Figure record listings
::::

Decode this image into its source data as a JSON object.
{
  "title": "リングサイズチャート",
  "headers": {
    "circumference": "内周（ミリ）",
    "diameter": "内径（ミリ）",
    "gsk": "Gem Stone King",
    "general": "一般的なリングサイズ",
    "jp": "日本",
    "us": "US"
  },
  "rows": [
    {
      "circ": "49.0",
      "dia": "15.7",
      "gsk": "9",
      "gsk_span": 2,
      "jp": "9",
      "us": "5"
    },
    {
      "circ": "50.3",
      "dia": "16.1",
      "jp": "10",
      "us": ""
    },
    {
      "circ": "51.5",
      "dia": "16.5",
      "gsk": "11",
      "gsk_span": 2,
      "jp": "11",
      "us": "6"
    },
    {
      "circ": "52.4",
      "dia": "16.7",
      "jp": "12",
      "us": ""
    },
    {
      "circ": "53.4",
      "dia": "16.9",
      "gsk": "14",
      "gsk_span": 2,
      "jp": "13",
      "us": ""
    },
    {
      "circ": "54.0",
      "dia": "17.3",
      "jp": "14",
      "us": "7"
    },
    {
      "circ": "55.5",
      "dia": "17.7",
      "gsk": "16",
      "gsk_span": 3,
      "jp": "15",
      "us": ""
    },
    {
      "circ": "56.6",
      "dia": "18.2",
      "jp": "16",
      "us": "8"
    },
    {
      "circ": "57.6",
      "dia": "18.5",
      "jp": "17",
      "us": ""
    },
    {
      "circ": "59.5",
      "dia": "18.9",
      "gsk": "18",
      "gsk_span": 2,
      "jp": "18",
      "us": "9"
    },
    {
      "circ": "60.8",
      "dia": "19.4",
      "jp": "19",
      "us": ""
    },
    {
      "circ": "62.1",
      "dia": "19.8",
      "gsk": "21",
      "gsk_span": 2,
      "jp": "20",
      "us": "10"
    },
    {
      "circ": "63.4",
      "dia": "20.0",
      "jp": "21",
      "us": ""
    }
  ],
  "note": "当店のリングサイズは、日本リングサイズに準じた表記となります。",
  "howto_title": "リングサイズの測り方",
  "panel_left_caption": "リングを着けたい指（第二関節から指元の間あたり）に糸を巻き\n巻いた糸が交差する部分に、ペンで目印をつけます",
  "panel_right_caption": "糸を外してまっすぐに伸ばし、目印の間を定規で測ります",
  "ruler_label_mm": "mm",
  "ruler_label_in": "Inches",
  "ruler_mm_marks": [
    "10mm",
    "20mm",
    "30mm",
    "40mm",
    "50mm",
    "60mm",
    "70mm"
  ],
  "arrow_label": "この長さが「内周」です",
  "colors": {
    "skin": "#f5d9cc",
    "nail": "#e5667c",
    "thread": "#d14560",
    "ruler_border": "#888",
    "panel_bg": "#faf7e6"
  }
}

::::

** WHAT IS ASKED **
From the records above, please extract every line and repeat it exactly.

** THE RESPONSE **
Decode this image into its source data as a JSON object.
{
  "title": "リングサイズチャート",
  "headers": {
    "circumference": "内周（ミリ）",
    "diameter": "内径（ミリ）",
    "gsk": "Gem Stone King",
    "general": "一般的なリングサイズ",
    "jp": "日本",
    "us": "US"
  },
  "rows": [
    {
      "circ": "49.0",
      "dia": "15.7",
      "gsk": "9",
      "gsk_span": 2,
      "jp": "9",
      "us": "5"
    },
    {
      "circ": "50.3",
      "dia": "16.1",
      "jp": "10",
      "us": ""
    },
    {
      "circ": "51.5",
      "dia": "16.5",
      "gsk": "11",
      "gsk_span": 2,
      "jp": "11",
      "us": "6"
    },
    {
      "circ": "52.4",
      "dia": "16.7",
      "jp": "12",
      "us": ""
    },
    {
      "circ": "53.4",
      "dia": "16.9",
      "gsk": "14",
      "gsk_span": 2,
      "jp": "13",
      "us": ""
    },
    {
      "circ": "54.0",
      "dia": "17.3",
      "jp": "14",
      "us": "7"
    },
    {
      "circ": "55.5",
      "dia": "17.7",
      "gsk": "16",
      "gsk_span": 3,
      "jp": "15",
      "us": ""
    },
    {
      "circ": "56.6",
      "dia": "18.2",
      "jp": "16",
      "us": "8"
    },
    {
      "circ": "57.6",
      "dia": "18.5",
      "jp": "17",
      "us": ""
    },
    {
      "circ": "59.5",
      "dia": "18.9",
      "gsk": "18",
      "gsk_span": 2,
      "jp": "18",
      "us": "9"
    },
    {
      "circ": "60.8",
      "dia": "19.4",
      "jp": "19",
      "us": ""
    },
    {
      "circ": "62.1",
      "dia": "19.8",
      "gsk": "21",
      "gsk_span": 2,
      "jp": "20",
      "us": "10"
    },
    {
      "circ": "63.4",
      "dia": "20.0",
      "jp": "21",
      "us": ""
    }
  ],
  "note": "当店のリングサイズは、日本リングサイズに準じた表記となります。",
  "howto_title": "リングサイズの測り方",
  "panel_left_caption": "リングを着けたい指（第二関節から指元の間あたり）に糸を巻き\n巻いた糸が交差する部分に、ペンで目印をつけます",
  "panel_right_caption": "糸を外してまっすぐに伸ばし、目印の間を定規で測ります",
  "ruler_label_mm": "mm",
  "ruler_label_in": "Inches",
  "ruler_mm_marks": [
    "10mm",
    "20mm",
    "30mm",
    "40mm",
    "50mm",
    "60mm",
    "70mm"
  ],
  "arrow_label": "この長さが「内周」です",
  "colors": {
    "skin": "#f5d9cc",
    "nail": "#e5667c",
    "thread": "#d14560",
    "ruler_border": "#888",
    "panel_bg": "#faf7e6"
  }
}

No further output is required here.